**What this task involves:** Each entry below should be returned exactly as is, with the pictures removed.

****

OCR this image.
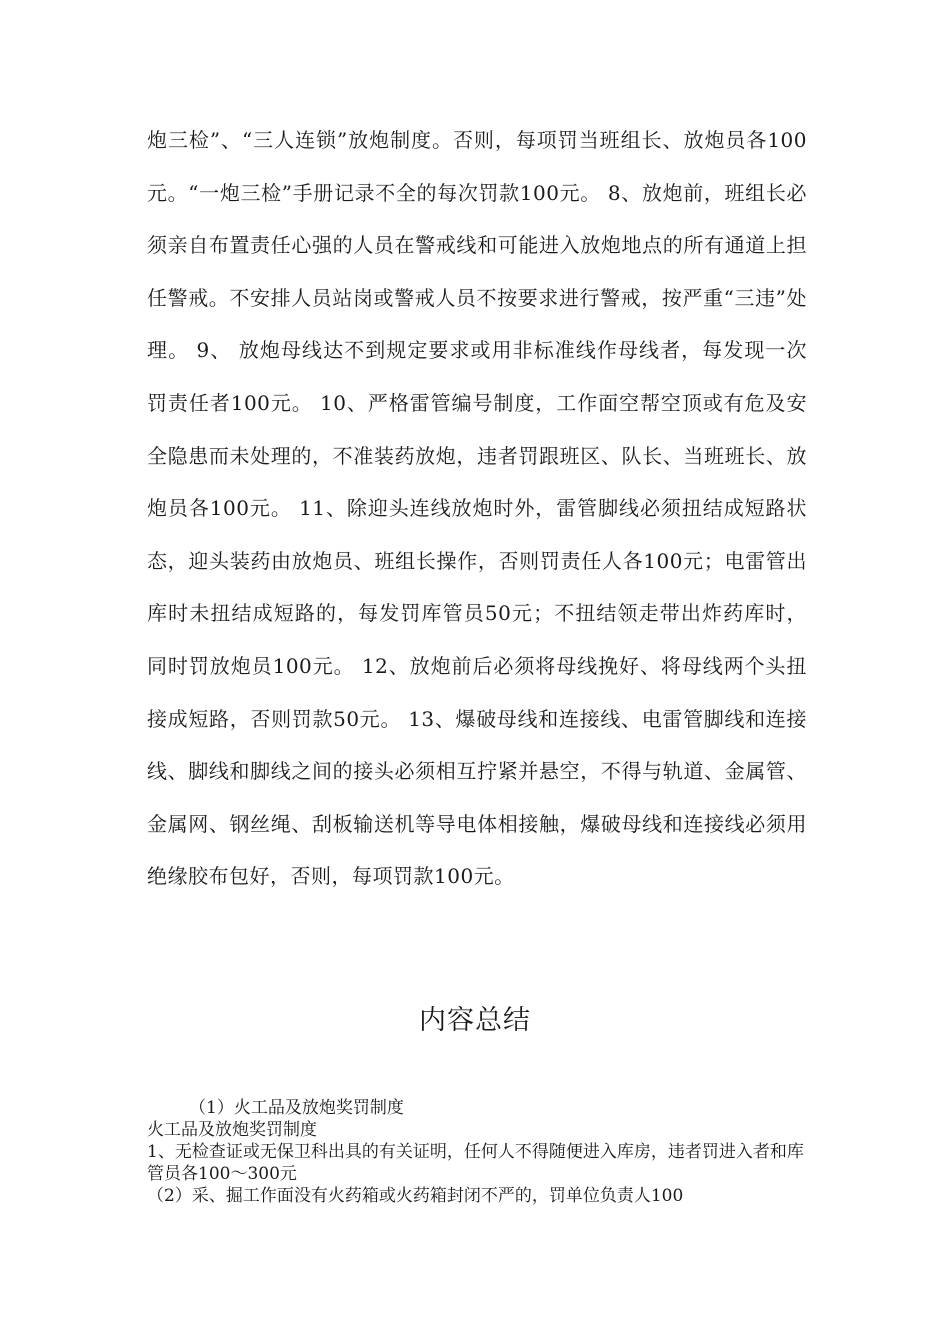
炮三检”、“三人连锁”放炮制度。否则，每项罚当班组长、放炮员各100元。“一炮三检”手册记录不全的每次罚款100元。 8、放炮前，班组长必须亲自布置责任心强的人员在警戒线和可能进入放炮地点的所有通道上担任警戒。不安排人员站岗或警戒人员不按要求进行警戒，按严重“三违”处理。 9、 放炮母线达不到规定要求或用非标准线作母线者，每发现一次罚责任者100元。 10、严格雷管编号制度，工作面空帮空顶或有危及安全隐患而未处理的，不准装药放炮，违者罚跟班区、队长、当班班长、放炮员各100元。 11、除迎头连线放炮时外，雷管脚线必须扭结成短路状态，迎头装药由放炮员、班组长操作，否则罚责任人各100元；电雷管出库时未扭结成短路的，每发罚库管员50元；不扭结领走带出炸药库时，同时罚放炮员100元。 12、放炮前后必须将母线挽好、将母线两个头扭接成短路，否则罚款50元。 13、爆破母线和连接线、电雷管脚线和连接线、脚线和脚线之间的接头必须相互拧紧并悬空，不得与轨道、金属管、金属网、钢丝绳、刮板输送机等导电体相接触，爆破母线和连接线必须用绝缘胶布包好，否则，每项罚款100元。

内容总结

（1）火工品及放炮奖罚制度

火工品及放炮奖罚制度

1、无检查证或无保卫科出具的有关证明，任何人不得随便进入库房，违者罚进入者和库管员各100～300元

（2）采、掘工作面没有火药箱或火药箱封闭不严的，罚单位负责人100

****

**Result of the task:**
OCR this image.
炮三检”、“三人连锁”放炮制度。否则，每项罚当班组长、放炮员各100元。“一炮三检”手册记录不全的每次罚款100元。 8、放炮前，班组长必须亲自布置责任心强的人员在警戒线和可能进入放炮地点的所有通道上担任警戒。不安排人员站岗或警戒人员不按要求进行警戒，按严重“三违”处理。 9、 放炮母线达不到规定要求或用非标准线作母线者，每发现一次罚责任者100元。 10、严格雷管编号制度，工作面空帮空顶或有危及安全隐患而未处理的，不准装药放炮，违者罚跟班区、队长、当班班长、放炮员各100元。 11、除迎头连线放炮时外，雷管脚线必须扭结成短路状态，迎头装药由放炮员、班组长操作，否则罚责任人各100元；电雷管出库时未扭结成短路的，每发罚库管员50元；不扭结领走带出炸药库时，同时罚放炮员100元。 12、放炮前后必须将母线挽好、将母线两个头扭接成短路，否则罚款50元。 13、爆破母线和连接线、电雷管脚线和连接线、脚线和脚线之间的接头必须相互拧紧并悬空，不得与轨道、金属管、金属网、钢丝绳、刮板输送机等导电体相接触，爆破母线和连接线必须用绝缘胶布包好，否则，每项罚款100元。

内容总结

（1）火工品及放炮奖罚制度

火工品及放炮奖罚制度

1、无检查证或无保卫科出具的有关证明，任何人不得随便进入库房，违者罚进入者和库管员各100～300元

（2）采、掘工作面没有火药箱或火药箱封闭不严的，罚单位负责人100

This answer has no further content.